TEXT EXCERPT
Last updated December 21, 2021
A rear wheel drive (RWD) car means that the power from the engine is delivered to the rear wheels and they push the car forward. The front 2 wheels receive no power and are there only to manoeuvre the vehicle. Due to the evenly balanced weight distribution in a RWD, it can create a more exciting driving experience, which is why RWD is most often used in sports or performance cars. However, the main drawback to a RWD car is they don’t perform as well in adverse weather conditions, such as rain or snow due to a lack of traction. Therefore, this is something to consider when purchasing your car. If you live somewhere that regularly endures low temperatures, snow or rain then a four wheel or all-wheel drive car might be a better option.
BMWs are well known for their rear-wheel drives; therefore, top of our list is the 5 Series. The BMW 5 Series comes in two variations, the Saloon and Touring. The Saloon is the sport model with rear-wheel drive which can offer that fun driving experience.
Despite BMW being renowned for their rear-wheel-drive cars, the latest version of the 5 series comes with front wheel drive, rear-wheel drive and all-wheel drive (xDrive) options. Unlike previous BMW’s where they didn’t have a FWD option and almost all trims were available as a RWD, the only trim which offers it on the latest 5 series is the base-spec SE. If you wanted to go for M Sport or the sportiest M model, you will have to choose from FWD or AWD.
Only the 520i and 520d engines are available in rear-wheel drive. You can also only choose an automatic transmission, which may take away from the driving experience you’re looking for in a rear-wheel drive car, although the gear shifts are good and it offers a smooth driving experience.
The 520i SE trim starts from £39,275 and can accelerate from 0-62mph in 7.9 seconds, whilst achieving between 43.5 - 45.6mpg depending on the options you choose. BMW have also incorporated an 8kW battery, utilising mild-hybrid technology to improve the economy and emissions figures.
The 520d SE trim is a great option for motorway drivers looking for a spacious saloon that oozes luxury. The 4-cylinder 2.0-litre engine produces 190bhp that is sent straight to the rear wheels and can reach 0-62mph in 7.2 seconds. In addition, the mild-hybrid technology combined with the well-refined diesel engine means you can achieve between 55.4 – 58.9mpg depending on the optional extras you choose to spec. The OTR price for the 520d SE starts from £39,275.
Despite the RWD only being available in the base-spec trim, the SE still offers plenty of equipment as standard including 17” V-spoke alloy wheels, leather upholstery, automatic air conditioning, DAB radio, BMW online services, leather steering wheel, velour floor mats, heated front seats, ambient lighting, parking assistant, live cockpit and more.

[Stored items]

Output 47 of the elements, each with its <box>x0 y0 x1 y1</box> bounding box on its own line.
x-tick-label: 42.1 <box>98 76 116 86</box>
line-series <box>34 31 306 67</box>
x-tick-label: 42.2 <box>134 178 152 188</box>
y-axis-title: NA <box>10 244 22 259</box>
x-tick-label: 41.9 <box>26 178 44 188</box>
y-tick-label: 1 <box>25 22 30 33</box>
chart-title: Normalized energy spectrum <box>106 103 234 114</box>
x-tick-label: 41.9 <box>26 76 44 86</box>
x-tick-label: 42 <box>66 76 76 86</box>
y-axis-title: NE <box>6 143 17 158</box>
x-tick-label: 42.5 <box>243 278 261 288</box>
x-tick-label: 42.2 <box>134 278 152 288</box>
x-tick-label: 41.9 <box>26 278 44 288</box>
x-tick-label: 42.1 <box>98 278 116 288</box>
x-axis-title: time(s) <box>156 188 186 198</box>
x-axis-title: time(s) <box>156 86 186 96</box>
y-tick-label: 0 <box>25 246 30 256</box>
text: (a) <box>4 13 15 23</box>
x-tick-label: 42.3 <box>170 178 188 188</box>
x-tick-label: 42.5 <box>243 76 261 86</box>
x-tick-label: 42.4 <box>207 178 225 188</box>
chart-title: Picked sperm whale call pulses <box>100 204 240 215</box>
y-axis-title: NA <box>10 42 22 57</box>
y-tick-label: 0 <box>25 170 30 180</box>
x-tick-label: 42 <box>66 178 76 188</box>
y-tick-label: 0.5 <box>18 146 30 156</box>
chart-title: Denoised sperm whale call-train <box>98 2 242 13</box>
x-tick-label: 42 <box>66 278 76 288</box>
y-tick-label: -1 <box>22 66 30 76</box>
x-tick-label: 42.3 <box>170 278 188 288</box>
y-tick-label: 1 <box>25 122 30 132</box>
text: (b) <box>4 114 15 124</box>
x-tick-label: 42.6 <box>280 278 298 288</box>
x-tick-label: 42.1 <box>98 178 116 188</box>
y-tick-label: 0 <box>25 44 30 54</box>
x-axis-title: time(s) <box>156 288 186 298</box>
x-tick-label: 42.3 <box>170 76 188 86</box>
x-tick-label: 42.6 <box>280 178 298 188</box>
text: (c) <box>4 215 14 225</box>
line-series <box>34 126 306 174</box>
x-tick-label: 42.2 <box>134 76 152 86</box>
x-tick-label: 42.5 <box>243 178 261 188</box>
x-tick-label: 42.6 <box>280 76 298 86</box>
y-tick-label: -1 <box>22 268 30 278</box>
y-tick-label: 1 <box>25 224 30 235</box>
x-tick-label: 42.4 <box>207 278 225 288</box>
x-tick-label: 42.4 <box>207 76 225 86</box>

DIRECTIONS
**a)** Translate this sentence from the article on rear-wheel drive cars into Spanish: "The front 2 wheels receive no power and are there only to manoeuvre the vehicle."
**b)** Please quote the rows from the first one up to and including the line with "x-axis-title: time(s) <box>156 288".

SOLUTIONS TO THE PROBLEMS
**a)** Las dos ruedas delanteras no reciben potencia y solo están ahí para maniobrar el vehículo.

**b)**
Output 47 of the elements, each with its <box>x0 y0 x1 y1</box> bounding box on its own line.
x-tick-label: 42.1 <box>98 76 116 86</box>
line-series <box>34 31 306 67</box>
x-tick-label: 42.2 <box>134 178 152 188</box>
y-axis-title: NA <box>10 244 22 259</box>
x-tick-label: 41.9 <box>26 178 44 188</box>
y-tick-label: 1 <box>25 22 30 33</box>
chart-title: Normalized energy spectrum <box>106 103 234 114</box>
x-tick-label: 41.9 <box>26 76 44 86</box>
x-tick-label: 42 <box>66 76 76 86</box>
y-axis-title: NE <box>6 143 17 158</box>
x-tick-label: 42.5 <box>243 278 261 288</box>
x-tick-label: 42.2 <box>134 278 152 288</box>
x-tick-label: 41.9 <box>26 278 44 288</box>
x-tick-label: 42.1 <box>98 278 116 288</box>
x-axis-title: time(s) <box>156 188 186 198</box>
x-axis-title: time(s) <box>156 86 186 96</box>
y-tick-label: 0 <box>25 246 30 256</box>
text: (a) <box>4 13 15 23</box>
x-tick-label: 42.3 <box>170 178 188 188</box>
x-tick-label: 42.5 <box>243 76 261 86</box>
x-tick-label: 42.4 <box>207 178 225 188</box>
chart-title: Picked sperm whale call pulses <box>100 204 240 215</box>
y-axis-title: NA <box>10 42 22 57</box>
y-tick-label: 0 <box>25 170 30 180</box>
x-tick-label: 42 <box>66 178 76 188</box>
y-tick-label: 0.5 <box>18 146 30 156</box>
chart-title: Denoised sperm whale call-train <box>98 2 242 13</box>
x-tick-label: 42 <box>66 278 76 288</box>
y-tick-label: -1 <box>22 66 30 76</box>
x-tick-label: 42.3 <box>170 278 188 288</box>
y-tick-label: 1 <box>25 122 30 132</box>
text: (b) <box>4 114 15 124</box>
x-tick-label: 42.6 <box>280 278 298 288</box>
x-tick-label: 42.1 <box>98 178 116 188</box>
y-tick-label: 0 <box>25 44 30 54</box>
x-axis-title: time(s) <box>156 288 186 298</box>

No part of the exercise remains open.